- SUPPLIED MATERIAL:

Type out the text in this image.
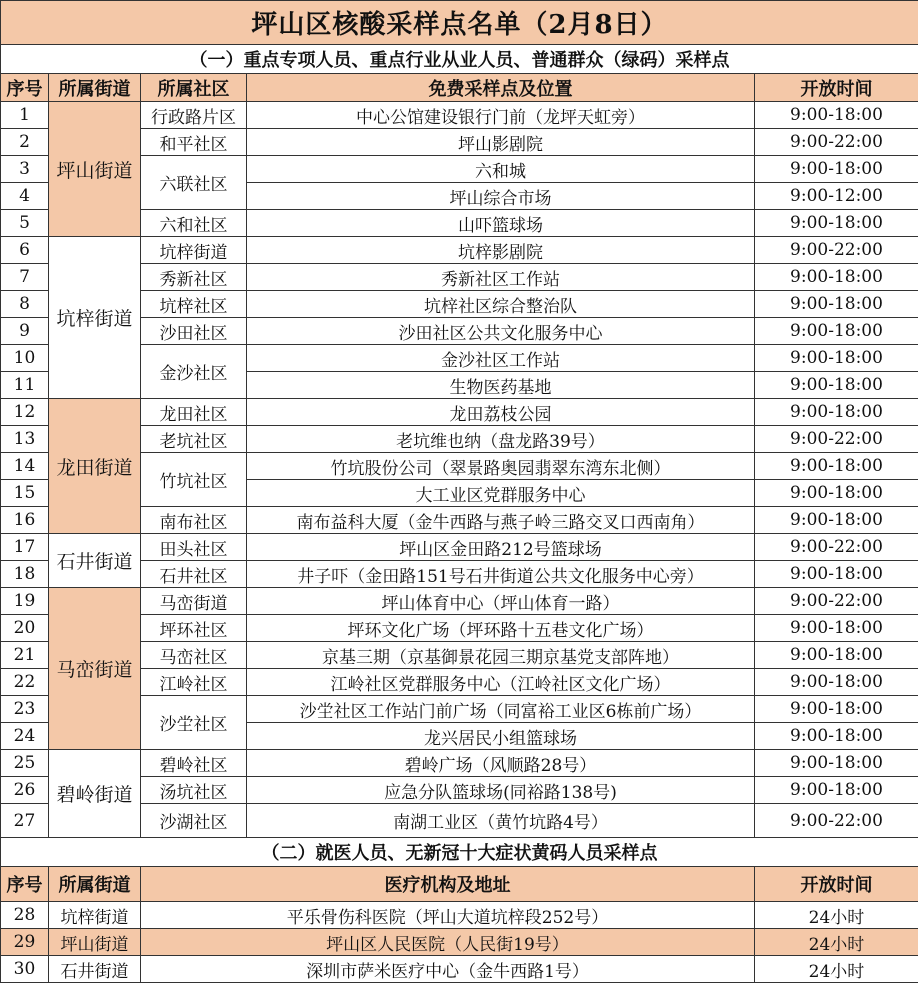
坪山区核酸采样点名单（2月8日）				
（一）重点专项人员、重点行业从业人员、普通群众（绿码）采样点				
序号	所属街道	所属社区	免费采样点及位置	开放时间
1	坪山街道	行政路片区	中心公馆建设银行门前（龙坪天虹旁）	9:00-18:00
2		和平社区	坪山影剧院	9:00-22:00
3		六联社区	六和城	9:00-18:00
4			坪山综合市场	9:00-12:00
5		六和社区	山吓篮球场	9:00-18:00
6	坑梓街道	坑梓街道	坑梓影剧院	9:00-22:00
7		秀新社区	秀新社区工作站	9:00-18:00
8		坑梓社区	坑梓社区综合整治队	9:00-18:00
9		沙田社区	沙田社区公共文化服务中心	9:00-18:00
10		金沙社区	金沙社区工作站	9:00-18:00
11			生物医药基地	9:00-18:00
12	龙田街道	龙田社区	龙田荔枝公园	9:00-18:00
13		老坑社区	老坑维也纳（盘龙路39号）	9:00-22:00
14		竹坑社区	竹坑股份公司（翠景路奥园翡翠东湾东北侧）	9:00-18:00
15			大工业区党群服务中心	9:00-18:00
16		南布社区	南布益科大厦（金牛西路与燕子岭三路交叉口西南角）	9:00-18:00
17	石井街道	田头社区	坪山区金田路212号篮球场	9:00-22:00
18		石井社区	井子吓（金田路151号石井街道公共文化服务中心旁）	9:00-18:00
19	马峦街道	马峦街道	坪山体育中心（坪山体育一路）	9:00-22:00
20		坪环社区	坪环文化广场（坪环路十五巷文化广场）	9:00-18:00
21		马峦社区	京基三期（京基御景花园三期京基党支部阵地）	9:00-18:00
22		江岭社区	江岭社区党群服务中心（江岭社区文化广场）	9:00-18:00
23		沙坣社区	沙坣社区工作站门前广场（同富裕工业区6栋前广场）	9:00-18:00
24			龙兴居民小组篮球场	9:00-18:00
25	碧岭街道	碧岭社区	碧岭广场（风顺路28号）	9:00-18:00
26		汤坑社区	应急分队篮球场(同裕路138号)	9:00-18:00
27		沙湖社区	南湖工业区（黄竹坑路4号）	9:00-22:00
（二）就医人员、无新冠十大症状黄码人员采样点				
序号	所属街道	医疗机构及地址		开放时间
28	坑梓街道	平乐骨伤科医院（坪山大道坑梓段252号）		24小时
29	坪山街道	坪山区人民医院（人民街19号）		24小时
30	石井街道	深圳市萨米医疗中心（金牛西路1号）		24小时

- STATED EXERCISE: The data should be printed again unchanged; leave its pictures out.

- EXPECTED OUTPUT:
Type out the text in this image.
坪山区核酸采样点名单（2月8日）				
（一）重点专项人员、重点行业从业人员、普通群众（绿码）采样点				
序号	所属街道	所属社区	免费采样点及位置	开放时间
1	坪山街道	行政路片区	中心公馆建设银行门前（龙坪天虹旁）	9:00-18:00
2		和平社区	坪山影剧院	9:00-22:00
3		六联社区	六和城	9:00-18:00
4			坪山综合市场	9:00-12:00
5		六和社区	山吓篮球场	9:00-18:00
6	坑梓街道	坑梓街道	坑梓影剧院	9:00-22:00
7		秀新社区	秀新社区工作站	9:00-18:00
8		坑梓社区	坑梓社区综合整治队	9:00-18:00
9		沙田社区	沙田社区公共文化服务中心	9:00-18:00
10		金沙社区	金沙社区工作站	9:00-18:00
11			生物医药基地	9:00-18:00
12	龙田街道	龙田社区	龙田荔枝公园	9:00-18:00
13		老坑社区	老坑维也纳（盘龙路39号）	9:00-22:00
14		竹坑社区	竹坑股份公司（翠景路奥园翡翠东湾东北侧）	9:00-18:00
15			大工业区党群服务中心	9:00-18:00
16		南布社区	南布益科大厦（金牛西路与燕子岭三路交叉口西南角）	9:00-18:00
17	石井街道	田头社区	坪山区金田路212号篮球场	9:00-22:00
18		石井社区	井子吓（金田路151号石井街道公共文化服务中心旁）	9:00-18:00
19	马峦街道	马峦街道	坪山体育中心（坪山体育一路）	9:00-22:00
20		坪环社区	坪环文化广场（坪环路十五巷文化广场）	9:00-18:00
21		马峦社区	京基三期（京基御景花园三期京基党支部阵地）	9:00-18:00
22		江岭社区	江岭社区党群服务中心（江岭社区文化广场）	9:00-18:00
23		沙坣社区	沙坣社区工作站门前广场（同富裕工业区6栋前广场）	9:00-18:00
24			龙兴居民小组篮球场	9:00-18:00
25	碧岭街道	碧岭社区	碧岭广场（风顺路28号）	9:00-18:00
26		汤坑社区	应急分队篮球场(同裕路138号)	9:00-18:00
27		沙湖社区	南湖工业区（黄竹坑路4号）	9:00-22:00
（二）就医人员、无新冠十大症状黄码人员采样点				
序号	所属街道	医疗机构及地址		开放时间
28	坑梓街道	平乐骨伤科医院（坪山大道坑梓段252号）		24小时
29	坪山街道	坪山区人民医院（人民街19号）		24小时
30	石井街道	深圳市萨米医疗中心（金牛西路1号）		24小时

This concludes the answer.